**Objective:**
Would you pull out every line of the material that contains the string "Вращение"?

Records from a data collection
------------------------------------------------------------
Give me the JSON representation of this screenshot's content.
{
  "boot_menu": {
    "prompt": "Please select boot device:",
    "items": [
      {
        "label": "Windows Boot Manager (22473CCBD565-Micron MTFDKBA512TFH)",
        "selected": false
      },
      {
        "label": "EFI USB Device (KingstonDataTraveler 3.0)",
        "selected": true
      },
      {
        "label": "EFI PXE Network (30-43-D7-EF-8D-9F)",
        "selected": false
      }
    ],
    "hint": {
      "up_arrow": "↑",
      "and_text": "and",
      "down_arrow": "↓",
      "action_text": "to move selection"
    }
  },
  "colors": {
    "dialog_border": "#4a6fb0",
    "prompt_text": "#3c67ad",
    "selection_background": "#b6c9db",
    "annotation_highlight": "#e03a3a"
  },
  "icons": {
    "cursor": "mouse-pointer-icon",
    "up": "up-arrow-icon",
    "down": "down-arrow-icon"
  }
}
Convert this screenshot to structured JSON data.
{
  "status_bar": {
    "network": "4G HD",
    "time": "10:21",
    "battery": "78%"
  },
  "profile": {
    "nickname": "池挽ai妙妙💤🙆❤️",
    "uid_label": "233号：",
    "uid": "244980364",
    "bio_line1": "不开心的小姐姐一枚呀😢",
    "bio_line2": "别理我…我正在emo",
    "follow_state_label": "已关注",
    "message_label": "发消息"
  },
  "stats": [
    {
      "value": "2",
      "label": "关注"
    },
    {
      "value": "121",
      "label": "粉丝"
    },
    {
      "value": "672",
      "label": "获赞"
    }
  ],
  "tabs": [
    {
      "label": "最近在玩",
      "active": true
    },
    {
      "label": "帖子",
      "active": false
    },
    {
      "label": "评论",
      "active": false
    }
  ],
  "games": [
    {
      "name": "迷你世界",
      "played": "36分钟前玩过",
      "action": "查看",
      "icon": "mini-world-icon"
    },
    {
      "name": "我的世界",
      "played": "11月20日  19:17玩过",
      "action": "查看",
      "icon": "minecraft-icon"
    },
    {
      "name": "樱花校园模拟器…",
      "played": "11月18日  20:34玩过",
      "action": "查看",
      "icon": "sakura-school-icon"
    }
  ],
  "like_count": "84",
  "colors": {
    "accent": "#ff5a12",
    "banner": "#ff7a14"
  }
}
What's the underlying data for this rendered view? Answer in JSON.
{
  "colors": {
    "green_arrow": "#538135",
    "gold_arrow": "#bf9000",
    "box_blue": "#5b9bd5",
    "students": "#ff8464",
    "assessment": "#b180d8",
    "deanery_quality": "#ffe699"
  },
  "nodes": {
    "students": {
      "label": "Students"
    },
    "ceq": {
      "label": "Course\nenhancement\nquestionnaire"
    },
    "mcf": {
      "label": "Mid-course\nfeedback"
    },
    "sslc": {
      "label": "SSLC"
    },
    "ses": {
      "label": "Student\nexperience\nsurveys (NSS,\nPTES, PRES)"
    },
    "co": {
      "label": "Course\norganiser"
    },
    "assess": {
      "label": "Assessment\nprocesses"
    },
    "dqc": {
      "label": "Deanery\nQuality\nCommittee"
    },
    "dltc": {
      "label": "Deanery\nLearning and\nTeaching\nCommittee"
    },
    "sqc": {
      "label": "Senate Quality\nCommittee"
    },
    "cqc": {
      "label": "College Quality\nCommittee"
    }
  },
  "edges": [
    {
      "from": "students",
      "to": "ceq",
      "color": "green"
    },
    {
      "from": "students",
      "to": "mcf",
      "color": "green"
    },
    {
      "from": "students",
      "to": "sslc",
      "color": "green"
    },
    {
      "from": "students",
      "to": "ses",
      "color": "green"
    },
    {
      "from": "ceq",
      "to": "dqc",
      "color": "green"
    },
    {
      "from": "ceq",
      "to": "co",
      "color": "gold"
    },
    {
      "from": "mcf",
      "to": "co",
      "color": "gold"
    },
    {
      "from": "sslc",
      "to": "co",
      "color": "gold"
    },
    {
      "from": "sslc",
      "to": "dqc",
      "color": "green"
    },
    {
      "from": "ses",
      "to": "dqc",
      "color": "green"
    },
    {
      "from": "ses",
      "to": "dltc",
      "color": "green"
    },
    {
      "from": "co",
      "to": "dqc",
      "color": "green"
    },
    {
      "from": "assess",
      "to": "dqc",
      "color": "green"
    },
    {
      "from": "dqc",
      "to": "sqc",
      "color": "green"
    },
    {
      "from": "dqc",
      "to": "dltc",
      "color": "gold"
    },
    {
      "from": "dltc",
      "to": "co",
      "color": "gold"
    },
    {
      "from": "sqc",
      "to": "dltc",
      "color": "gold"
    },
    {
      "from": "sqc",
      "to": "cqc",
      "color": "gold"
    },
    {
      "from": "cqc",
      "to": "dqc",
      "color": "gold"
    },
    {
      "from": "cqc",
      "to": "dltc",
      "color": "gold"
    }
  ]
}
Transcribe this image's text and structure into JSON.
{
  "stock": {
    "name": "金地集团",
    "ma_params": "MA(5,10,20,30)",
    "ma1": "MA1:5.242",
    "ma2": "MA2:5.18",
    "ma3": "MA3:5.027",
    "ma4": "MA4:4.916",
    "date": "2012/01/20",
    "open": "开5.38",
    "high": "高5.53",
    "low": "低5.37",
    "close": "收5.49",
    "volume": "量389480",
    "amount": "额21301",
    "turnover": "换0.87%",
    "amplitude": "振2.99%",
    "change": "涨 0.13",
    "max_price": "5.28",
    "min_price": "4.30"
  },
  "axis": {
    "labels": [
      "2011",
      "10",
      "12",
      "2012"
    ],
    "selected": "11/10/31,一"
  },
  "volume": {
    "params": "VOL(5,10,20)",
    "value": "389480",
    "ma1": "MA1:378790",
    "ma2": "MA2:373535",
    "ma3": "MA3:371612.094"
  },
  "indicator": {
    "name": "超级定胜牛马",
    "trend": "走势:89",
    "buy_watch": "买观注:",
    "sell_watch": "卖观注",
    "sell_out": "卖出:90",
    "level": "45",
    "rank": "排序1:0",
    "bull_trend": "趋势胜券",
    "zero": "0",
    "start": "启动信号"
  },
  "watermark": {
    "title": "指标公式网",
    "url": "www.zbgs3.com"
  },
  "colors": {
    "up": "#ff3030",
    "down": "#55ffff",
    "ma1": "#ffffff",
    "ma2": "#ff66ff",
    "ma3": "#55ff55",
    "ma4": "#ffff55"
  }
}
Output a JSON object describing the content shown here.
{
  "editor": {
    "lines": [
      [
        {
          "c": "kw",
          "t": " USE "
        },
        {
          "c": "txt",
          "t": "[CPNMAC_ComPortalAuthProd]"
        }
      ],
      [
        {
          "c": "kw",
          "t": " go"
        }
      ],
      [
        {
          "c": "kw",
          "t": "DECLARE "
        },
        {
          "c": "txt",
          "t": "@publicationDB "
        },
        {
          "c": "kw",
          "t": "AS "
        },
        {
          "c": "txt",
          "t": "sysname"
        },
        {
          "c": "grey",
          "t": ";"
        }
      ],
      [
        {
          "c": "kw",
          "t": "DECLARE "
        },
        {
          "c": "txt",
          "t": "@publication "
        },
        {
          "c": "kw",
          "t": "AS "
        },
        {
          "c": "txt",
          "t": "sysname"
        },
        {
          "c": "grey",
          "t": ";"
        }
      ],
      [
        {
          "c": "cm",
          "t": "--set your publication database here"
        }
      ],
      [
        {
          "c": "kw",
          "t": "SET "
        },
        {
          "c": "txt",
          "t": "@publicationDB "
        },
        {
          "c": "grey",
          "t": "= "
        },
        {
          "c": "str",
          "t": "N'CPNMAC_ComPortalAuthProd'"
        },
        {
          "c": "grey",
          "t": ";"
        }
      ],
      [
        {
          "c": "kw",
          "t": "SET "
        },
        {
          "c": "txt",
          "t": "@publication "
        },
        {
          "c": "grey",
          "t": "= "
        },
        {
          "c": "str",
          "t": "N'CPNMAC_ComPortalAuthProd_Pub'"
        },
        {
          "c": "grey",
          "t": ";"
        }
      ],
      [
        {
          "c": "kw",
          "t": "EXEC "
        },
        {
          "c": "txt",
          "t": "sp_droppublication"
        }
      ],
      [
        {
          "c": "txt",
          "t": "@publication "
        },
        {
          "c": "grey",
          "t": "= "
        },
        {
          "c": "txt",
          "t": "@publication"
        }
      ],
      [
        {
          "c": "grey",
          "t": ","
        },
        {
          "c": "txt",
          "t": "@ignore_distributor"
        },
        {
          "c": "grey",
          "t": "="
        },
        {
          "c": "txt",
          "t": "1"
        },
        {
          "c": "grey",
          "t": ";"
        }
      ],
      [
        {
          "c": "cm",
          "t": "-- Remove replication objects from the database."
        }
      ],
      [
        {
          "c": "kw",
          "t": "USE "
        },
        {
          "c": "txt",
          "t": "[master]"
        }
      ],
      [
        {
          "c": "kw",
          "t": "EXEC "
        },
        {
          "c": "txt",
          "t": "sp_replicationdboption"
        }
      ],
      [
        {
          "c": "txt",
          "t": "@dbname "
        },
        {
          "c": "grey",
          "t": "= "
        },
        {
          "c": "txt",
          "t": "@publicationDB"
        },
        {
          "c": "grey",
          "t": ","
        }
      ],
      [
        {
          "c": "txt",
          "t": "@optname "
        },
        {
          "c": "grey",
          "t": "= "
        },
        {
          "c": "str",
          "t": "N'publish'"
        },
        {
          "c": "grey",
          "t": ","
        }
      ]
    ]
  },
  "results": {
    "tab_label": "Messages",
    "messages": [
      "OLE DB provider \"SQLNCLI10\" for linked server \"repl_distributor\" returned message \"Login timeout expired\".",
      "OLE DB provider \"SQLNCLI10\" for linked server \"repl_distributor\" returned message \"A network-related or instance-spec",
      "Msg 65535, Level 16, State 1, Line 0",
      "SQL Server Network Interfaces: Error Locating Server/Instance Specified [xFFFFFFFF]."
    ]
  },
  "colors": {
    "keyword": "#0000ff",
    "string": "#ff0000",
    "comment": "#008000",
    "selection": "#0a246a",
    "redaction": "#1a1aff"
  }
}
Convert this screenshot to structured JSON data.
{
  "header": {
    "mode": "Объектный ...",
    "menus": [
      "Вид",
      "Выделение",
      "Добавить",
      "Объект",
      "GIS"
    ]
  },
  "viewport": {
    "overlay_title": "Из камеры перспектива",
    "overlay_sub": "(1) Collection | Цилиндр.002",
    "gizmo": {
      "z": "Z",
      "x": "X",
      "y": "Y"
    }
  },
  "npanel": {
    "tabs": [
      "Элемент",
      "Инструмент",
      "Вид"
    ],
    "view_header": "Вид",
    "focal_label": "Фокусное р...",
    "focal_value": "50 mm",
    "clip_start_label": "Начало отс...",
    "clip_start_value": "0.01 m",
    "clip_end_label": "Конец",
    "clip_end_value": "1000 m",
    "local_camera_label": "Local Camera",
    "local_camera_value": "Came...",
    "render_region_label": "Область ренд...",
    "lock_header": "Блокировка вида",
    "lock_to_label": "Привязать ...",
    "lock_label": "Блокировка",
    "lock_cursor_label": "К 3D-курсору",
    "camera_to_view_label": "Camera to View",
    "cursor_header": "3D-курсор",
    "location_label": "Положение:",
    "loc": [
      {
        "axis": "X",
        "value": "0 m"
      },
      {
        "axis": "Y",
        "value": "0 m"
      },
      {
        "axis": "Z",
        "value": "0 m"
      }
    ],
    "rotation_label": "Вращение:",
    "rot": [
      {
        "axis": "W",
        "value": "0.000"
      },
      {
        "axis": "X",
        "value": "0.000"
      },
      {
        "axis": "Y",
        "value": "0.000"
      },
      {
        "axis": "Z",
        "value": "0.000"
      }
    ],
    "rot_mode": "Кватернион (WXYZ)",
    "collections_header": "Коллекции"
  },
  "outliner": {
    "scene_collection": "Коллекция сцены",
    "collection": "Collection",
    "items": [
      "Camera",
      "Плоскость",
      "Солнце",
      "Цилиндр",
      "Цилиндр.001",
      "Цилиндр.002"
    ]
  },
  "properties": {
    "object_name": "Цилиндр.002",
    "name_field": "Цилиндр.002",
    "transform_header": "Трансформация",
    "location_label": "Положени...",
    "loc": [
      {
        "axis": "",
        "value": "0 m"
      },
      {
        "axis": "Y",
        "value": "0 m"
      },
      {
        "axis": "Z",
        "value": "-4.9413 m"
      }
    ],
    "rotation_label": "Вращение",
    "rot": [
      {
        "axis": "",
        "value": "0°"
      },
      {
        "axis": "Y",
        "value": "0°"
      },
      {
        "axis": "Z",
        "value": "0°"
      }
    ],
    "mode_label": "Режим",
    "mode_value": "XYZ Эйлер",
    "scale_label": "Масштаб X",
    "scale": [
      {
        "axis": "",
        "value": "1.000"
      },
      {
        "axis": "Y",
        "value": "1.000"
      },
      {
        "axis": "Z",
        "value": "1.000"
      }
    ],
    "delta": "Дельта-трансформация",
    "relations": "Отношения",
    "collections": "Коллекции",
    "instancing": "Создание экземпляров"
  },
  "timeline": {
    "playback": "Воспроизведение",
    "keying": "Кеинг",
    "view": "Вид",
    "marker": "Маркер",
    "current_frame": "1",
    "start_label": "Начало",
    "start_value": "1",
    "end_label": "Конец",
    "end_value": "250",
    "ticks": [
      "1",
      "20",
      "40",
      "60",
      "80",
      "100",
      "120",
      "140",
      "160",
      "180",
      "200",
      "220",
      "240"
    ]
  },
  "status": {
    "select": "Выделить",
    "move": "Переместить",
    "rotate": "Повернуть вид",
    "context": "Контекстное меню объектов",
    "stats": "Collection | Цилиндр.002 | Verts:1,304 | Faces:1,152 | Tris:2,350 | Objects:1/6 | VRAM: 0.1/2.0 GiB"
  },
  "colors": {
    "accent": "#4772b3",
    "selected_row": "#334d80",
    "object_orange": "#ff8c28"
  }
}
------------------------------------------------------------
**Answer for the task:**
    "rotation_label": "Вращение:",
    "rotation_label": "Вращение",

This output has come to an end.